In this case, the answer is “Yes of course”, but all the banks are doing is softening up the general public and politicians for more desperate measures to prop up house prices, like cutting council tax even further and extending and pretending with the Special Liquidity Scheme etc etc.
easybetman says:
“many of whom took out an interest-only loan because the monthly repayments were lower and it meant they could afford a larger loan. These borrowers probably hoped that when they came to move house they would have more equity in the property as a result of rising house prices – in spite of the fact that they had repaid none of the capital. This is now looking increasingly unlikely. ”
As I have have suspected – many home purchaser ‘borrow’ with no plan to pay back the loan, but rather expect the HPI to give them free money,
Exiges says:
Seems the wrong way round to me, they should be limiting interest only mortgages on loans BELOW £500k, not above, since it’s those below £500k that make up the bulk of the house price inflation market, and its those people who are more likely to lose their jobs, being not financially independent.
51ck-6-51x says:
What a load of B.S. – The article is not about banks “forcing interest-only customers onto repayment” – a) they shouldn’t care, they make their book at the outset; and b) they cannot force this as there has been a contract (of course if the terms are breached they can). There is only the reason that is written between the lines (add pressure to keep/add props to prices)
Aside: There is no fundamental issue with someone renting from the bank (interest only with no plan for repayment) so long as they have a plan for when they have no income stream (i.e. how to pay for their care-home or retirement flat), and really that is a separate issue – after all a landlord has no moral obligation to require his tenant to have such plans in place.
tenyearstogetmymoneyback says:
The Government / FSA / BoE should never have allowed this to happen in the first place
(with possible short term exceptions for people who genuinely can’t afford to pay due
umemployment or illness) for the following reason.
As I have pointed out before the traditional model was that once people reach their fifties
(or so) they should have paid off their mortgages and start saving thus providing money for
first time buyers to borrow. If this doesn’t happen then after a while (years) you will reach
the point where there are no savings left for people to borrow and the whole thing grings to
a halt.
You would have thought they would have learnt from Endowment mortgages. What went wrong there
was that when interest rates went down people spent the difference rather than using it to pay down
the mortgage, which is what they should have been doing as low interest rates coincided with low
stock market growth.
That said an endowment which will pay off half your mortgage is infinitely better than nothing at all.
Finally as a follow up to the point above, how many of these mortgages are for a fixed term ? Surely when
that ends the bank can do what they like.
──────────
(Short exercise):
Reproduce the part of the interest-only mortgage discussion between "As I have pointed" and "stock market growth.", inclusive.

(Source data):
──────────
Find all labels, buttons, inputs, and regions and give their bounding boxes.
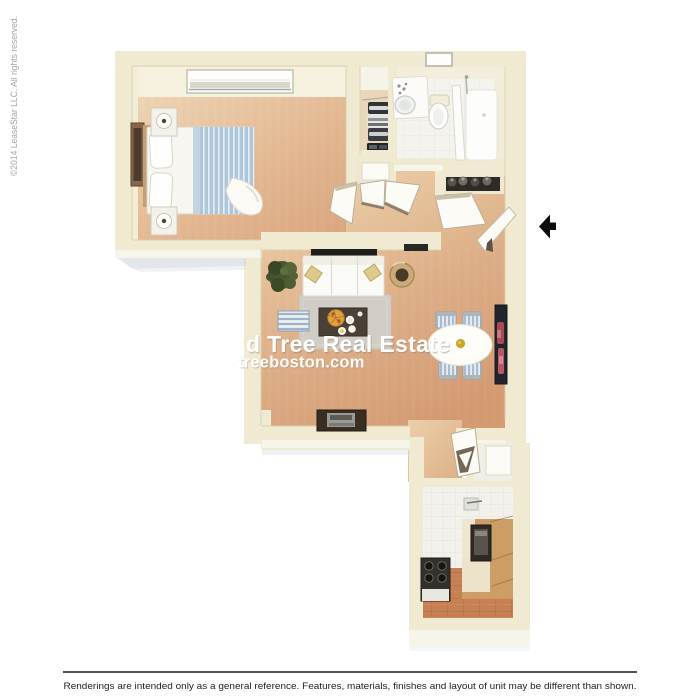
- svg-text:Renderings are intended only a: Renderings are intended only as a genera…: [64, 681, 637, 692]
- svg-text:treeboston.com: treeboston.com: [238, 354, 365, 372]
- svg-text:©2014 LeaseStar LLC. All right: ©2014 LeaseStar LLC. All rights reserved…: [9, 16, 19, 176]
──────────
(Reply to the exercise):
As I have pointed out before the traditional model was that once people reach their fifties
(or so) they should have paid off their mortgages and start saving thus providing money for
first time buyers to borrow. If this doesn’t happen then after a while (years) you will reach
the point where there are no savings left for people to borrow and the whole thing grings to
a halt.
You would have thought they would have learnt from Endowment mortgages. What went wrong there
was that when interest rates went down people spent the difference rather than using it to pay down
the mortgage, which is what they should have been doing as low interest rates coincided with low
stock market growth.